### STATED TASK
In the entries below, find the lines that contain the word "kinh" and copy them.

>> START TASK DATA

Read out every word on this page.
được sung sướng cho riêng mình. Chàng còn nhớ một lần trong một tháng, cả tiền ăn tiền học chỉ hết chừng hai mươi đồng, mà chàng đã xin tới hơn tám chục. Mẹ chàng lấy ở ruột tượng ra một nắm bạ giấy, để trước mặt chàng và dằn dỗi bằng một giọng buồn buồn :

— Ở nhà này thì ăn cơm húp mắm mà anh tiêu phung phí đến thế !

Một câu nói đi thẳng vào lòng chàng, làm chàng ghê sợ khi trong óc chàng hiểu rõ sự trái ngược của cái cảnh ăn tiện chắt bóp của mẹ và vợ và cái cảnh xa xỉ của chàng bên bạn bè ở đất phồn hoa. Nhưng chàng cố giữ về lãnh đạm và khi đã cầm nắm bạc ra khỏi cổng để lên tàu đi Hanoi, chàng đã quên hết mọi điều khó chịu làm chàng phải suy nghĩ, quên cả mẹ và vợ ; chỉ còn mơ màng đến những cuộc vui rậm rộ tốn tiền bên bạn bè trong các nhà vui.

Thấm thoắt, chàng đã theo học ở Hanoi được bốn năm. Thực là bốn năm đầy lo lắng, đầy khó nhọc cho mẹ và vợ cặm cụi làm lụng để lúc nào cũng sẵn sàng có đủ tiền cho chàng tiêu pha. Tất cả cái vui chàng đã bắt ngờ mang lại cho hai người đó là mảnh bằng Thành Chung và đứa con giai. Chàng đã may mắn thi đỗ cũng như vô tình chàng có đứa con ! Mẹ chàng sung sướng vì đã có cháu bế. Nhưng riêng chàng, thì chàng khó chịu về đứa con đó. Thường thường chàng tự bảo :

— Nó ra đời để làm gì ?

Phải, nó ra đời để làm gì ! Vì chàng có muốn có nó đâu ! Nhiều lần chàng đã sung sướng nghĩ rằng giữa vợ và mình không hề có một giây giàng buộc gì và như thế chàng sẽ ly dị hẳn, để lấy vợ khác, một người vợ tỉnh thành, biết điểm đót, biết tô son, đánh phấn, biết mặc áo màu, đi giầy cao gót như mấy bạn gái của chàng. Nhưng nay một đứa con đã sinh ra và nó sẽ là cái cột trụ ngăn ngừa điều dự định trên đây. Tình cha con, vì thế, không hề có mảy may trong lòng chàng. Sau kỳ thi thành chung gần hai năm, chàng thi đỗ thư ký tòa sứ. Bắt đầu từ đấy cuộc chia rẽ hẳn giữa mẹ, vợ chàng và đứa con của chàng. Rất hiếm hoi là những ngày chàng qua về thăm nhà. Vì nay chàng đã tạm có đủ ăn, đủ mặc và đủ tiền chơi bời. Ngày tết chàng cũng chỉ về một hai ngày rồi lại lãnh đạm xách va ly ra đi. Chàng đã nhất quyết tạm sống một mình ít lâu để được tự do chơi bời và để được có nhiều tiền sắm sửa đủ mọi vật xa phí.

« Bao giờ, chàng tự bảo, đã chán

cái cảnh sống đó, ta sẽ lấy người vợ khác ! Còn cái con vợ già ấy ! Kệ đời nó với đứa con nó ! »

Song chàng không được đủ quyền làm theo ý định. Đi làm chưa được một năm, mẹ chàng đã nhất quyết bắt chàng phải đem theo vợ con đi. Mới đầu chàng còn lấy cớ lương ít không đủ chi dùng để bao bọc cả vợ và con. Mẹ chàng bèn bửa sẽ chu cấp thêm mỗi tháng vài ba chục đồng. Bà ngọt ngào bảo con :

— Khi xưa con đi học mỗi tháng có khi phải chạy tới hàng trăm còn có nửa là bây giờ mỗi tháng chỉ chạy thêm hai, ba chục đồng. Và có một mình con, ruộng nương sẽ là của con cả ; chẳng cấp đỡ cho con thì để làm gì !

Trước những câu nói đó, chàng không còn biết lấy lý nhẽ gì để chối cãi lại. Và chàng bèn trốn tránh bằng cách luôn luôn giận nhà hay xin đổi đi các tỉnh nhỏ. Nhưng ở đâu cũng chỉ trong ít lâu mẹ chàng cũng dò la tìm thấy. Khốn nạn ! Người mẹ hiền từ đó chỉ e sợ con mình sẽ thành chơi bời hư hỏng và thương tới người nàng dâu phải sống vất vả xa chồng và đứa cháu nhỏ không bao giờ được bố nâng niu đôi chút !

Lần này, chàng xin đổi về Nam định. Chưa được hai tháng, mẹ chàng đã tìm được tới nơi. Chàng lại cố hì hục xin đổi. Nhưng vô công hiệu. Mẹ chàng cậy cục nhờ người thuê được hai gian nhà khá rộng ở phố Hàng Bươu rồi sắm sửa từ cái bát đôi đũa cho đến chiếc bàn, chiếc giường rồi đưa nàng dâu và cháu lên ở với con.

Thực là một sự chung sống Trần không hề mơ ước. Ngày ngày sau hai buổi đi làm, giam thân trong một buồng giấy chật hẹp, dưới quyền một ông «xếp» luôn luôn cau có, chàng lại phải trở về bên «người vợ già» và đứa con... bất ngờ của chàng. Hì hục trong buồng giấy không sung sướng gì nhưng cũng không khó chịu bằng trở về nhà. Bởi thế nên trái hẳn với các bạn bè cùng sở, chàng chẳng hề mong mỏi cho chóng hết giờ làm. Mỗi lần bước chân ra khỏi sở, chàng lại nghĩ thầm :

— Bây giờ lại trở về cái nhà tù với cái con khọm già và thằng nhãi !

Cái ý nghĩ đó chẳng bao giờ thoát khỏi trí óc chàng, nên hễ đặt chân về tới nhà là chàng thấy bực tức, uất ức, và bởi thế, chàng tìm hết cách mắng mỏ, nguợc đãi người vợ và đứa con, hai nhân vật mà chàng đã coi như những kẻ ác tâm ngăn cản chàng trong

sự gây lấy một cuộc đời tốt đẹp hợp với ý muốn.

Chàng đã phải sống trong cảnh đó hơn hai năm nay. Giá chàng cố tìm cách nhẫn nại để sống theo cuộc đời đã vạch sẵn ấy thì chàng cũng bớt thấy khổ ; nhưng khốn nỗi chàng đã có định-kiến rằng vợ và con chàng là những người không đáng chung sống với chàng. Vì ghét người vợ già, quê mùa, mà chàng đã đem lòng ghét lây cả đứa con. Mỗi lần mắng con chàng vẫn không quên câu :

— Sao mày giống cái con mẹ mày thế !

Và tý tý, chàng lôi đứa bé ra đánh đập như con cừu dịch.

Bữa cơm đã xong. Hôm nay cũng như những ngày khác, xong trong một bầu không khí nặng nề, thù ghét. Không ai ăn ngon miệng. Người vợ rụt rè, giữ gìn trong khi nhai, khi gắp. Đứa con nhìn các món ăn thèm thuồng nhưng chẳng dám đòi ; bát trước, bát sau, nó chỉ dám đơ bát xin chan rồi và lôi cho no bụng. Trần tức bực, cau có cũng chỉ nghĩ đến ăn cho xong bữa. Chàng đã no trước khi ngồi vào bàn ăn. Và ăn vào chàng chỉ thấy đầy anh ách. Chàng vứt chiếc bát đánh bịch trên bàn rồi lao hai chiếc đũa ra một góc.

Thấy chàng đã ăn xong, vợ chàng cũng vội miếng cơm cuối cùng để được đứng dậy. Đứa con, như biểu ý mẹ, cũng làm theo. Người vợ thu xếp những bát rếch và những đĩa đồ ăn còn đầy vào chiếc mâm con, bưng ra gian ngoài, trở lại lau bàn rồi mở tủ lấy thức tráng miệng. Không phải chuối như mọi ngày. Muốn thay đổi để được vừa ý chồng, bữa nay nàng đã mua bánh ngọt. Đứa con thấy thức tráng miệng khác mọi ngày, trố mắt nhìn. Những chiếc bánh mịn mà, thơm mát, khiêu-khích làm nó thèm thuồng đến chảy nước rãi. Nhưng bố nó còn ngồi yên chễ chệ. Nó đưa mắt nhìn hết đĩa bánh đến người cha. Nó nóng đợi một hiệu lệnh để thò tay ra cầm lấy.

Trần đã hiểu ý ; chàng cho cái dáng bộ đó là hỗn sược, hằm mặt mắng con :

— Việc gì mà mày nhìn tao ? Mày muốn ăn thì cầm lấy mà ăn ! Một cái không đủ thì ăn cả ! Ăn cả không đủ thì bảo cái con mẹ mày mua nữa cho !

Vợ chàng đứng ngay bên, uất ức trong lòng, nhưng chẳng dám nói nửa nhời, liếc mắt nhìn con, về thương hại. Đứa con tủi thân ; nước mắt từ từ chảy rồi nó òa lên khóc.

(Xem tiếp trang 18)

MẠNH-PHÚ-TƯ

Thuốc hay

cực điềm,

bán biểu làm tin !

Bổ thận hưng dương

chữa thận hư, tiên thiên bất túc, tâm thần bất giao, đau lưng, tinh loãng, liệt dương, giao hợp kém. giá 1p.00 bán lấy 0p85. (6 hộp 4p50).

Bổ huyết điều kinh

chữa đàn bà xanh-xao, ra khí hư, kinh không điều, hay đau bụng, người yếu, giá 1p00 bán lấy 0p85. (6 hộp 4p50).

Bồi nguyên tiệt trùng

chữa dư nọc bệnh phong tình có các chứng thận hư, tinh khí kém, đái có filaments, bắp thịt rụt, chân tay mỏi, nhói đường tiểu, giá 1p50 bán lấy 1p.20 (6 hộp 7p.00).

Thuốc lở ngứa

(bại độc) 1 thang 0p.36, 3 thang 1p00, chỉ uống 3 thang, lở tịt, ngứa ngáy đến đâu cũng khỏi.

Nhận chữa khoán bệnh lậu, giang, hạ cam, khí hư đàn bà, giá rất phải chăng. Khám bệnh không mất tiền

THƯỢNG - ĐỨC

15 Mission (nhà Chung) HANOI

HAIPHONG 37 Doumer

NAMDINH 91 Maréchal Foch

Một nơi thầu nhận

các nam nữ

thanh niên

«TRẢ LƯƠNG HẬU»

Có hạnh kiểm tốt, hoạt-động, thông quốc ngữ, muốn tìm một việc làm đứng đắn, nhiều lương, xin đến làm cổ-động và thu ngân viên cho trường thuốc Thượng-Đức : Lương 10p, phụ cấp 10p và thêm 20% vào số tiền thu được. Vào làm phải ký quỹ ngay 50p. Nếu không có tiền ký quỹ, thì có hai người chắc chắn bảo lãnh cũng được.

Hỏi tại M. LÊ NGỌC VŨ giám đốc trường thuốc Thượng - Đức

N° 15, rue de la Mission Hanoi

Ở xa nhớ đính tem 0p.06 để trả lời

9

>> END TASK DATA

### FINAL ANSWER
Bổ huyết điều kinh
chữa đàn bà xanh-xao, ra khí hư, kinh không điều, hay đau bụng, người yếu, giá 1p00 bán lấy 0p85. (6 hộp 4p50).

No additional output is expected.